* JOB: Locate the lines that hold the string "unit". Copy every such line.

* AVAILABLE DATA:
_ _ _ _ _ _ _

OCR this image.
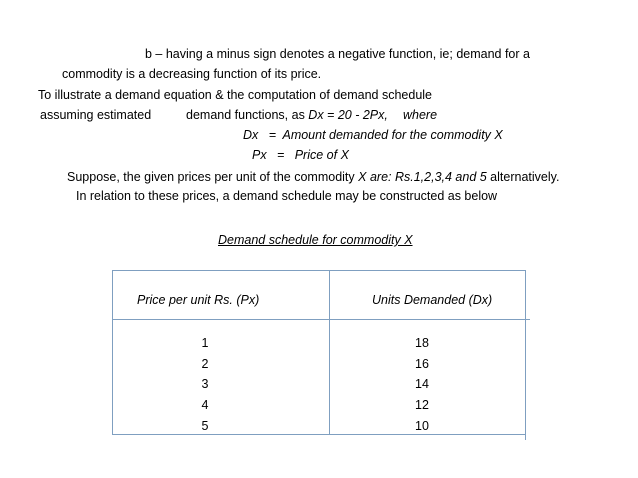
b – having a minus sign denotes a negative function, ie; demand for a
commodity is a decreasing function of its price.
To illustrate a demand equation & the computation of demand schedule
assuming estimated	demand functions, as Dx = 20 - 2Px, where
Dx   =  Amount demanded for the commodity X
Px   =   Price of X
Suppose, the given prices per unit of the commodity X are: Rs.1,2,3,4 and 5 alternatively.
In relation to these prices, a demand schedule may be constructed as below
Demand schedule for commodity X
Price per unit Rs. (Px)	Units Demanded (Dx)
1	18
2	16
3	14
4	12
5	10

_ _ _ _ _ _ _

* THE SOLUTION:
Suppose, the given prices per unit of the commodity X are: Rs.1,2,3,4 and 5 alternatively.
Price per unit Rs. (Px)	Units Demanded (Dx)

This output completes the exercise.